◆ **Exercise data**

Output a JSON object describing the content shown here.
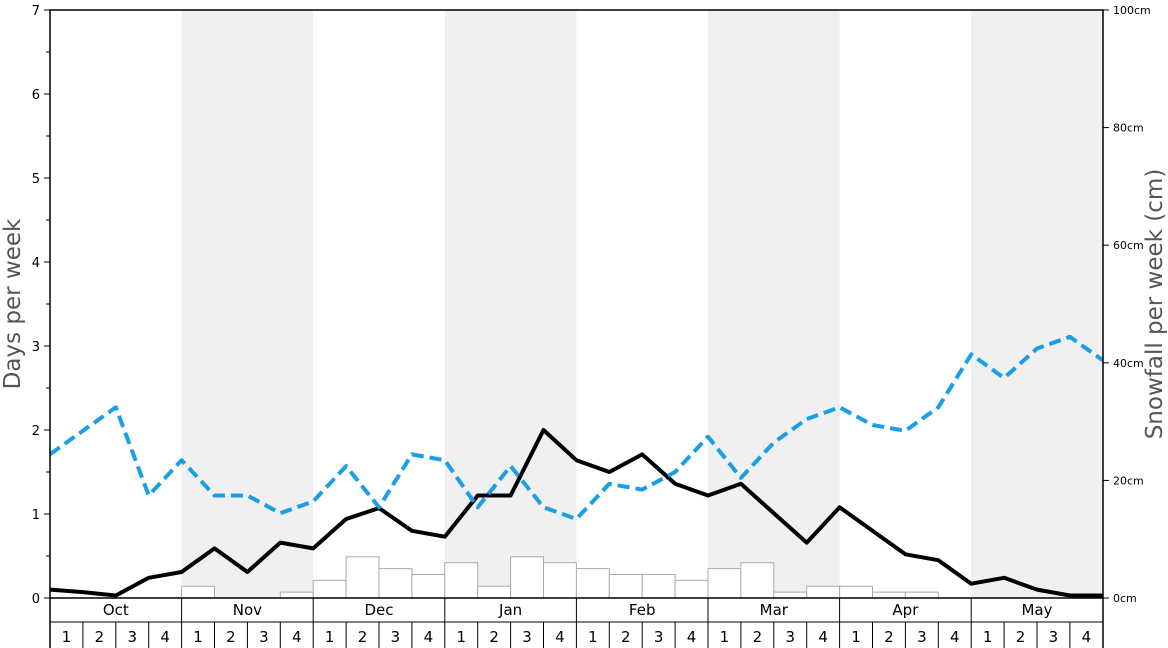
{
  "chart_data": {
    "type": "bar",
    "y_left_label": "Days per week",
    "y_right_label": "Snowfall per week (cm)",
    "y_left_range": [
      0,
      7
    ],
    "y_left_ticks": [
      "0",
      "1",
      "2",
      "3",
      "4",
      "5",
      "6",
      "7"
    ],
    "y_right_range": [
      0,
      100
    ],
    "y_right_ticks": [
      "0cm",
      "20cm",
      "40cm",
      "60cm",
      "80cm",
      "100cm"
    ],
    "months": [
      "Oct",
      "Nov",
      "Dec",
      "Jan",
      "Feb",
      "Mar",
      "Apr",
      "May"
    ],
    "week_labels": [
      "1",
      "2",
      "3",
      "4"
    ],
    "shaded_month_bands": [
      "Nov",
      "Jan",
      "Mar",
      "May"
    ],
    "colors": {
      "band": "#f0f0f0",
      "bar_edge": "#aaaaaa",
      "solid_line": "#000000",
      "dashed_line": "#1a9ee6"
    },
    "series": [
      {
        "type": "bar",
        "axis": "right",
        "values": [
          0,
          0,
          0,
          0,
          2.0,
          0,
          0,
          1.0,
          3.0,
          7.0,
          5.0,
          4.0,
          6.0,
          2.0,
          7.0,
          6.0,
          5.0,
          4.0,
          4.0,
          3.0,
          5.0,
          6.0,
          1.0,
          2.0,
          2.0,
          1.0,
          1.0,
          0,
          0,
          0,
          0,
          0
        ]
      },
      {
        "type": "line",
        "axis": "left",
        "style": "solid",
        "values": [
          0.1,
          0.07,
          0.03,
          0.24,
          0.31,
          0.59,
          0.31,
          0.66,
          0.59,
          0.94,
          1.07,
          0.8,
          0.73,
          1.22,
          1.22,
          2.0,
          1.64,
          1.5,
          1.71,
          1.36,
          1.22,
          1.36,
          1.01,
          0.66,
          1.08,
          0.8,
          0.52,
          0.45,
          0.17,
          0.24,
          0.1,
          0.03,
          0.03
        ]
      },
      {
        "type": "line",
        "axis": "left",
        "style": "dashed",
        "values": [
          1.71,
          1.99,
          2.27,
          1.22,
          1.64,
          1.22,
          1.22,
          1.01,
          1.15,
          1.57,
          1.08,
          1.71,
          1.64,
          1.08,
          1.57,
          1.08,
          0.94,
          1.36,
          1.29,
          1.5,
          1.92,
          1.43,
          1.85,
          2.13,
          2.27,
          2.06,
          1.99,
          2.27,
          2.9,
          2.62,
          2.97,
          3.11,
          2.83
        ]
      }
    ]
  }
}
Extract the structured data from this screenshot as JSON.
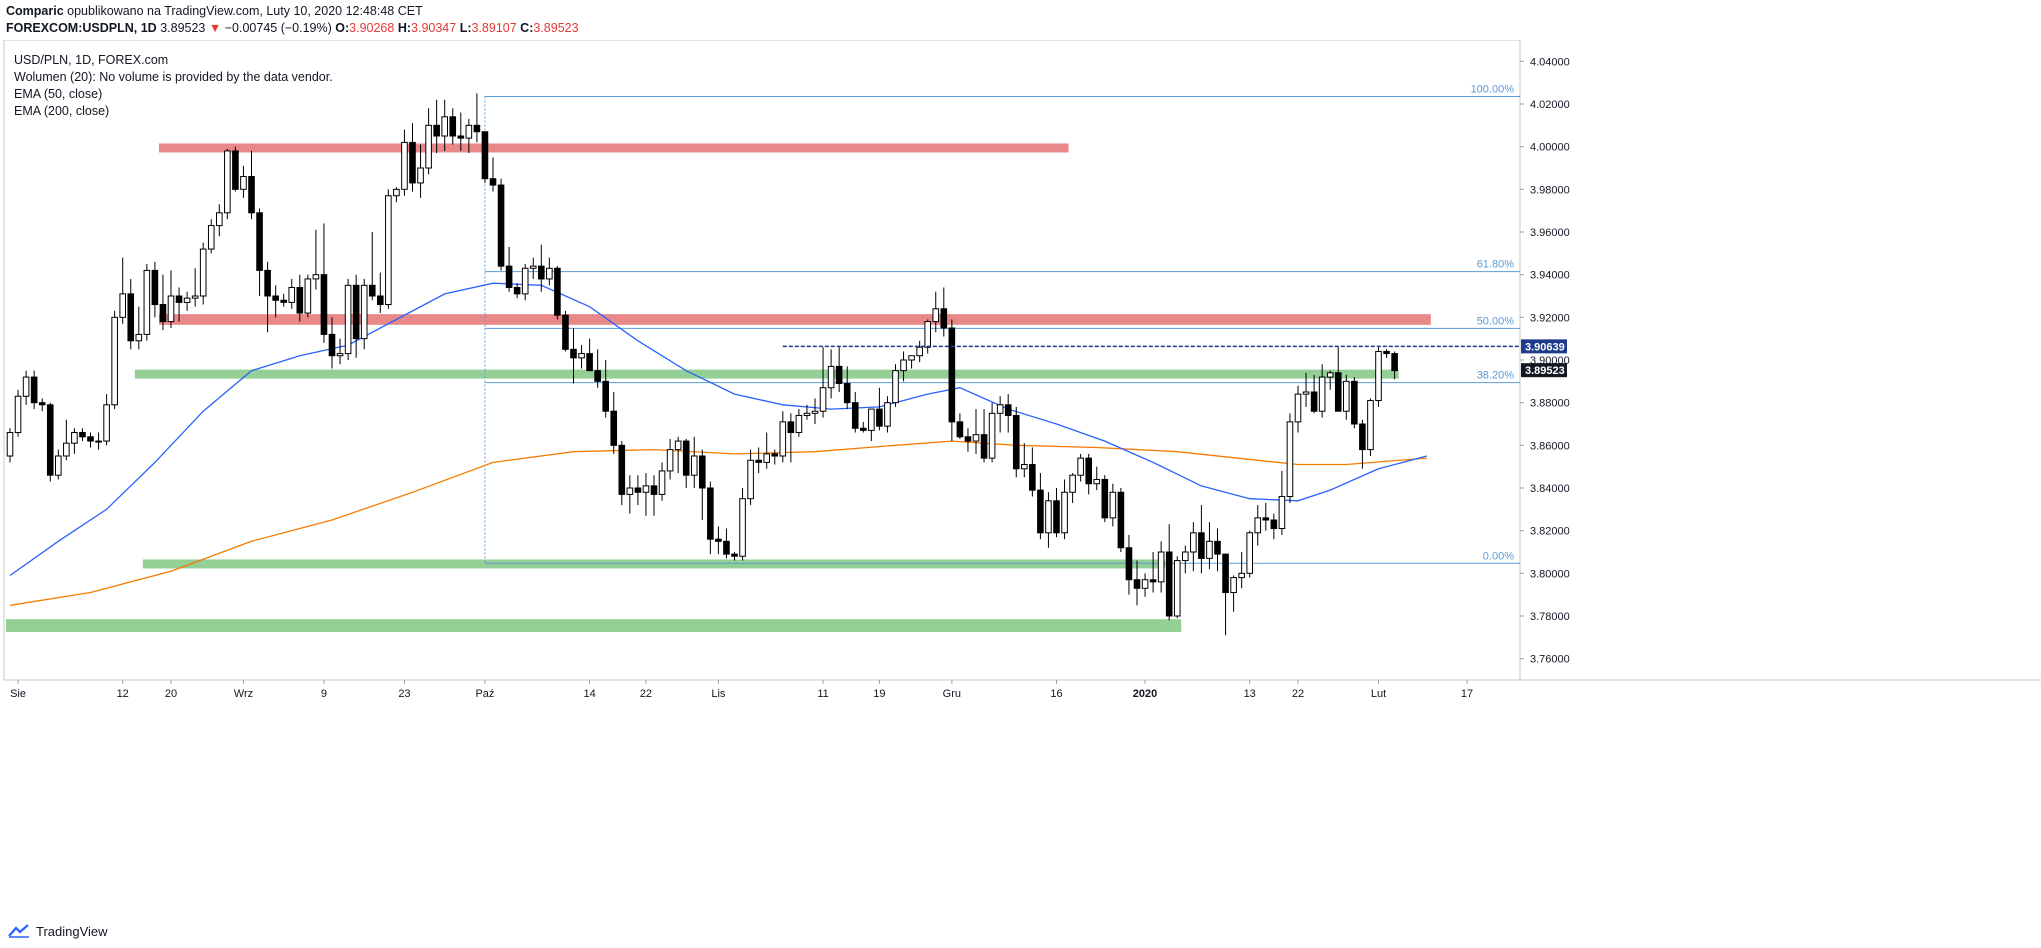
{
  "header": {
    "author": "Comparic",
    "published_text": "opublikowano na TradingView.com, Luty 10, 2020 12:48:48 CET",
    "symbol": "FOREXCOM:USDPLN,",
    "interval": "1D",
    "last": "3.89523",
    "change": "−0.00745 (−0.19%)",
    "o_label": "O:",
    "o_value": "3.90268",
    "h_label": "H:",
    "h_value": "3.90347",
    "l_label": "L:",
    "l_value": "3.89107",
    "c_label": "C:",
    "c_value": "3.89523"
  },
  "legend": {
    "symbol": "USD/PLN, 1D, FOREX.com",
    "volume": "Wolumen (20): No volume is provided by the data vendor.",
    "ema50": "EMA (50, close)",
    "ema200": "EMA (200, close)"
  },
  "footer": {
    "brand": "TradingView"
  },
  "colors": {
    "up_candle": "#ffffff",
    "down_candle": "#000000",
    "wick": "#000000",
    "ema50": "#2962ff",
    "ema200": "#f57c00",
    "resistance": "#e57373",
    "support": "#81c784",
    "fib": "#5b9bd5",
    "current_level": "#1e3a8a"
  },
  "chart_data": {
    "type": "candlestick",
    "title": "USD/PLN, 1D, FOREX.com",
    "ylim": [
      3.75,
      4.05
    ],
    "y_ticks": [
      "3.76000",
      "3.78000",
      "3.80000",
      "3.82000",
      "3.84000",
      "3.86000",
      "3.88000",
      "3.90000",
      "3.92000",
      "3.94000",
      "3.96000",
      "3.98000",
      "4.00000",
      "4.02000",
      "4.04000"
    ],
    "x_tick_labels": [
      "Sie",
      "12",
      "20",
      "Wrz",
      "9",
      "23",
      "Paź",
      "14",
      "22",
      "Lis",
      "11",
      "19",
      "Gru",
      "16",
      "2020",
      "13",
      "22",
      "Lut",
      "17"
    ],
    "x_tick_index": [
      1,
      14,
      20,
      29,
      39,
      49,
      59,
      72,
      79,
      88,
      101,
      108,
      117,
      130,
      141,
      154,
      160,
      170,
      181
    ],
    "candle_count": 177,
    "ohlc": [
      [
        3.855,
        3.868,
        3.852,
        3.866
      ],
      [
        3.866,
        3.886,
        3.864,
        3.883
      ],
      [
        3.883,
        3.895,
        3.879,
        3.892
      ],
      [
        3.892,
        3.895,
        3.877,
        3.88
      ],
      [
        3.88,
        3.882,
        3.876,
        3.879
      ],
      [
        3.879,
        3.88,
        3.843,
        3.846
      ],
      [
        3.846,
        3.858,
        3.844,
        3.855
      ],
      [
        3.855,
        3.872,
        3.853,
        3.861
      ],
      [
        3.861,
        3.868,
        3.856,
        3.866
      ],
      [
        3.866,
        3.868,
        3.862,
        3.864
      ],
      [
        3.864,
        3.866,
        3.859,
        3.862
      ],
      [
        3.862,
        3.866,
        3.858,
        3.862
      ],
      [
        3.862,
        3.884,
        3.86,
        3.879
      ],
      [
        3.879,
        3.923,
        3.877,
        3.92
      ],
      [
        3.92,
        3.948,
        3.917,
        3.931
      ],
      [
        3.931,
        3.938,
        3.905,
        3.909
      ],
      [
        3.909,
        3.925,
        3.905,
        3.912
      ],
      [
        3.912,
        3.945,
        3.909,
        3.942
      ],
      [
        3.942,
        3.946,
        3.92,
        3.926
      ],
      [
        3.926,
        3.94,
        3.914,
        3.918
      ],
      [
        3.918,
        3.942,
        3.915,
        3.93
      ],
      [
        3.93,
        3.934,
        3.918,
        3.927
      ],
      [
        3.927,
        3.932,
        3.923,
        3.929
      ],
      [
        3.929,
        3.943,
        3.925,
        3.93
      ],
      [
        3.93,
        3.955,
        3.926,
        3.952
      ],
      [
        3.952,
        3.966,
        3.95,
        3.963
      ],
      [
        3.963,
        3.973,
        3.958,
        3.969
      ],
      [
        3.969,
        3.999,
        3.966,
        3.998
      ],
      [
        3.998,
        4.0,
        3.979,
        3.98
      ],
      [
        3.98,
        3.991,
        3.976,
        3.986
      ],
      [
        3.986,
        3.998,
        3.966,
        3.969
      ],
      [
        3.969,
        3.971,
        3.93,
        3.942
      ],
      [
        3.942,
        3.946,
        3.913,
        3.93
      ],
      [
        3.93,
        3.935,
        3.92,
        3.928
      ],
      [
        3.928,
        3.931,
        3.925,
        3.927
      ],
      [
        3.927,
        3.938,
        3.924,
        3.934
      ],
      [
        3.934,
        3.94,
        3.918,
        3.922
      ],
      [
        3.922,
        3.94,
        3.92,
        3.938
      ],
      [
        3.938,
        3.961,
        3.933,
        3.94
      ],
      [
        3.94,
        3.964,
        3.908,
        3.912
      ],
      [
        3.912,
        3.92,
        3.896,
        3.902
      ],
      [
        3.902,
        3.91,
        3.898,
        3.903
      ],
      [
        3.903,
        3.938,
        3.9,
        3.935
      ],
      [
        3.935,
        3.94,
        3.901,
        3.91
      ],
      [
        3.91,
        3.938,
        3.905,
        3.935
      ],
      [
        3.935,
        3.96,
        3.928,
        3.93
      ],
      [
        3.93,
        3.941,
        3.922,
        3.926
      ],
      [
        3.926,
        3.98,
        3.924,
        3.977
      ],
      [
        3.977,
        3.981,
        3.974,
        3.98
      ],
      [
        3.98,
        4.008,
        3.977,
        4.002
      ],
      [
        4.002,
        4.011,
        3.979,
        3.983
      ],
      [
        3.983,
        4.001,
        3.976,
        3.99
      ],
      [
        3.99,
        4.018,
        3.987,
        4.01
      ],
      [
        4.01,
        4.022,
        3.997,
        4.005
      ],
      [
        4.005,
        4.022,
        3.998,
        4.014
      ],
      [
        4.014,
        4.018,
        4.001,
        4.005
      ],
      [
        4.005,
        4.016,
        3.998,
        4.004
      ],
      [
        4.004,
        4.013,
        3.997,
        4.01
      ],
      [
        4.01,
        4.025,
        4.002,
        4.007
      ],
      [
        4.007,
        4.006,
        3.983,
        3.985
      ],
      [
        3.985,
        3.995,
        3.979,
        3.982
      ],
      [
        3.982,
        3.985,
        3.942,
        3.944
      ],
      [
        3.944,
        3.953,
        3.932,
        3.934
      ],
      [
        3.934,
        3.936,
        3.929,
        3.931
      ],
      [
        3.931,
        3.945,
        3.928,
        3.943
      ],
      [
        3.943,
        3.948,
        3.938,
        3.944
      ],
      [
        3.944,
        3.954,
        3.932,
        3.938
      ],
      [
        3.938,
        3.948,
        3.935,
        3.943
      ],
      [
        3.943,
        3.944,
        3.919,
        3.921
      ],
      [
        3.921,
        3.923,
        3.904,
        3.905
      ],
      [
        3.905,
        3.915,
        3.889,
        3.901
      ],
      [
        3.901,
        3.907,
        3.896,
        3.903
      ],
      [
        3.903,
        3.91,
        3.895,
        3.895
      ],
      [
        3.895,
        3.905,
        3.887,
        3.89
      ],
      [
        3.89,
        3.9,
        3.873,
        3.876
      ],
      [
        3.876,
        3.885,
        3.856,
        3.86
      ],
      [
        3.86,
        3.862,
        3.832,
        3.837
      ],
      [
        3.837,
        3.846,
        3.828,
        3.84
      ],
      [
        3.84,
        3.846,
        3.832,
        3.838
      ],
      [
        3.838,
        3.847,
        3.827,
        3.841
      ],
      [
        3.841,
        3.846,
        3.827,
        3.837
      ],
      [
        3.837,
        3.852,
        3.834,
        3.848
      ],
      [
        3.848,
        3.863,
        3.844,
        3.858
      ],
      [
        3.858,
        3.864,
        3.847,
        3.862
      ],
      [
        3.862,
        3.863,
        3.84,
        3.846
      ],
      [
        3.846,
        3.864,
        3.84,
        3.855
      ],
      [
        3.855,
        3.858,
        3.825,
        3.84
      ],
      [
        3.84,
        3.843,
        3.809,
        3.816
      ],
      [
        3.816,
        3.822,
        3.809,
        3.815
      ],
      [
        3.815,
        3.821,
        3.807,
        3.809
      ],
      [
        3.809,
        3.81,
        3.806,
        3.808
      ],
      [
        3.808,
        3.84,
        3.806,
        3.835
      ],
      [
        3.835,
        3.858,
        3.832,
        3.853
      ],
      [
        3.853,
        3.859,
        3.847,
        3.852
      ],
      [
        3.852,
        3.866,
        3.849,
        3.856
      ],
      [
        3.856,
        3.858,
        3.851,
        3.855
      ],
      [
        3.855,
        3.876,
        3.852,
        3.871
      ],
      [
        3.871,
        3.875,
        3.852,
        3.866
      ],
      [
        3.866,
        3.877,
        3.864,
        3.874
      ],
      [
        3.874,
        3.879,
        3.872,
        3.875
      ],
      [
        3.875,
        3.882,
        3.87,
        3.876
      ],
      [
        3.876,
        3.906,
        3.873,
        3.887
      ],
      [
        3.887,
        3.905,
        3.882,
        3.897
      ],
      [
        3.897,
        3.906,
        3.885,
        3.889
      ],
      [
        3.889,
        3.897,
        3.877,
        3.88
      ],
      [
        3.88,
        3.885,
        3.866,
        3.868
      ],
      [
        3.868,
        3.871,
        3.866,
        3.867
      ],
      [
        3.867,
        3.877,
        3.862,
        3.877
      ],
      [
        3.877,
        3.887,
        3.867,
        3.869
      ],
      [
        3.869,
        3.883,
        3.866,
        3.88
      ],
      [
        3.88,
        3.898,
        3.878,
        3.895
      ],
      [
        3.895,
        3.904,
        3.89,
        3.9
      ],
      [
        3.9,
        3.902,
        3.896,
        3.902
      ],
      [
        3.902,
        3.909,
        3.899,
        3.906
      ],
      [
        3.906,
        3.919,
        3.903,
        3.918
      ],
      [
        3.918,
        3.932,
        3.913,
        3.924
      ],
      [
        3.924,
        3.934,
        3.911,
        3.915
      ],
      [
        3.915,
        3.919,
        3.862,
        3.871
      ],
      [
        3.871,
        3.875,
        3.863,
        3.864
      ],
      [
        3.864,
        3.868,
        3.857,
        3.862
      ],
      [
        3.862,
        3.877,
        3.856,
        3.865
      ],
      [
        3.865,
        3.877,
        3.852,
        3.854
      ],
      [
        3.854,
        3.88,
        3.852,
        3.875
      ],
      [
        3.875,
        3.883,
        3.866,
        3.879
      ],
      [
        3.879,
        3.884,
        3.866,
        3.874
      ],
      [
        3.874,
        3.878,
        3.845,
        3.849
      ],
      [
        3.849,
        3.861,
        3.845,
        3.851
      ],
      [
        3.851,
        3.859,
        3.836,
        3.839
      ],
      [
        3.839,
        3.847,
        3.816,
        3.819
      ],
      [
        3.819,
        3.838,
        3.812,
        3.834
      ],
      [
        3.834,
        3.84,
        3.817,
        3.819
      ],
      [
        3.819,
        3.844,
        3.816,
        3.838
      ],
      [
        3.838,
        3.847,
        3.833,
        3.846
      ],
      [
        3.846,
        3.856,
        3.843,
        3.854
      ],
      [
        3.854,
        3.856,
        3.837,
        3.842
      ],
      [
        3.842,
        3.85,
        3.839,
        3.844
      ],
      [
        3.844,
        3.846,
        3.824,
        3.826
      ],
      [
        3.826,
        3.842,
        3.822,
        3.838
      ],
      [
        3.838,
        3.84,
        3.81,
        3.812
      ],
      [
        3.812,
        3.818,
        3.79,
        3.797
      ],
      [
        3.797,
        3.806,
        3.785,
        3.793
      ],
      [
        3.793,
        3.8,
        3.789,
        3.797
      ],
      [
        3.797,
        3.81,
        3.791,
        3.796
      ],
      [
        3.796,
        3.815,
        3.791,
        3.81
      ],
      [
        3.81,
        3.823,
        3.778,
        3.78
      ],
      [
        3.78,
        3.808,
        3.779,
        3.806
      ],
      [
        3.806,
        3.813,
        3.8,
        3.81
      ],
      [
        3.81,
        3.824,
        3.801,
        3.819
      ],
      [
        3.819,
        3.832,
        3.8,
        3.807
      ],
      [
        3.807,
        3.824,
        3.802,
        3.815
      ],
      [
        3.815,
        3.821,
        3.801,
        3.809
      ],
      [
        3.809,
        3.809,
        3.771,
        3.791
      ],
      [
        3.791,
        3.799,
        3.782,
        3.798
      ],
      [
        3.798,
        3.81,
        3.793,
        3.8
      ],
      [
        3.8,
        3.82,
        3.798,
        3.819
      ],
      [
        3.819,
        3.832,
        3.813,
        3.826
      ],
      [
        3.826,
        3.833,
        3.82,
        3.825
      ],
      [
        3.825,
        3.828,
        3.816,
        3.821
      ],
      [
        3.821,
        3.848,
        3.818,
        3.836
      ],
      [
        3.836,
        3.875,
        3.833,
        3.871
      ],
      [
        3.871,
        3.888,
        3.866,
        3.884
      ],
      [
        3.884,
        3.894,
        3.878,
        3.885
      ],
      [
        3.885,
        3.893,
        3.875,
        3.876
      ],
      [
        3.876,
        3.898,
        3.873,
        3.892
      ],
      [
        3.892,
        3.895,
        3.886,
        3.894
      ],
      [
        3.894,
        3.906,
        3.876,
        3.876
      ],
      [
        3.876,
        3.893,
        3.872,
        3.89
      ],
      [
        3.89,
        3.892,
        3.868,
        3.87
      ],
      [
        3.87,
        3.872,
        3.849,
        3.858
      ],
      [
        3.858,
        3.882,
        3.855,
        3.881
      ],
      [
        3.881,
        3.906,
        3.878,
        3.904
      ],
      [
        3.904,
        3.905,
        3.901,
        3.903
      ],
      [
        3.903,
        3.904,
        3.891,
        3.895
      ]
    ],
    "ema50_points": [
      [
        0,
        3.799
      ],
      [
        6,
        3.815
      ],
      [
        12,
        3.83
      ],
      [
        18,
        3.852
      ],
      [
        24,
        3.876
      ],
      [
        30,
        3.895
      ],
      [
        36,
        3.902
      ],
      [
        42,
        3.907
      ],
      [
        48,
        3.919
      ],
      [
        54,
        3.931
      ],
      [
        60,
        3.936
      ],
      [
        66,
        3.935
      ],
      [
        72,
        3.925
      ],
      [
        78,
        3.909
      ],
      [
        84,
        3.895
      ],
      [
        90,
        3.884
      ],
      [
        96,
        3.879
      ],
      [
        102,
        3.877
      ],
      [
        108,
        3.878
      ],
      [
        114,
        3.884
      ],
      [
        118,
        3.887
      ],
      [
        124,
        3.877
      ],
      [
        130,
        3.87
      ],
      [
        136,
        3.862
      ],
      [
        142,
        3.852
      ],
      [
        148,
        3.841
      ],
      [
        154,
        3.835
      ],
      [
        160,
        3.834
      ],
      [
        164,
        3.839
      ],
      [
        170,
        3.849
      ],
      [
        176,
        3.855
      ]
    ],
    "ema200_points": [
      [
        0,
        3.785
      ],
      [
        10,
        3.791
      ],
      [
        20,
        3.801
      ],
      [
        30,
        3.815
      ],
      [
        40,
        3.825
      ],
      [
        50,
        3.838
      ],
      [
        60,
        3.852
      ],
      [
        70,
        3.857
      ],
      [
        80,
        3.858
      ],
      [
        90,
        3.856
      ],
      [
        100,
        3.857
      ],
      [
        110,
        3.86
      ],
      [
        117,
        3.862
      ],
      [
        125,
        3.86
      ],
      [
        135,
        3.859
      ],
      [
        145,
        3.857
      ],
      [
        155,
        3.853
      ],
      [
        160,
        3.851
      ],
      [
        166,
        3.851
      ],
      [
        176,
        3.854
      ]
    ],
    "zones": [
      {
        "kind": "resistance",
        "from": 19,
        "to": 131,
        "low": 3.9985,
        "high": 4.0015
      },
      {
        "kind": "resistance",
        "from": 19,
        "to": 176,
        "low": 3.9165,
        "high": 3.9215
      },
      {
        "kind": "support",
        "from": 16,
        "to": 172,
        "low": 3.8915,
        "high": 3.8955
      },
      {
        "kind": "support",
        "from": 17,
        "to": 143,
        "low": 3.8025,
        "high": 3.8065
      },
      {
        "kind": "support",
        "from": 0,
        "to": 145,
        "low": 3.7725,
        "high": 3.7785
      }
    ],
    "fib_start": 59,
    "fib_levels": [
      {
        "label": "100.00%",
        "price": 4.0235
      },
      {
        "label": "61.80%",
        "price": 3.9414
      },
      {
        "label": "50.00%",
        "price": 3.9148
      },
      {
        "label": "38.20%",
        "price": 3.8894
      },
      {
        "label": "0.00%",
        "price": 3.8047
      }
    ],
    "current_line": {
      "label": "3.90639",
      "price": 3.90639,
      "from": 96
    },
    "last_price_label": "3.89523",
    "last_price_level": 3.89523
  }
}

◆ **What to work on**
Find how many of the lines above have the word "high" in them. State only that number.

◆ **Result below**
5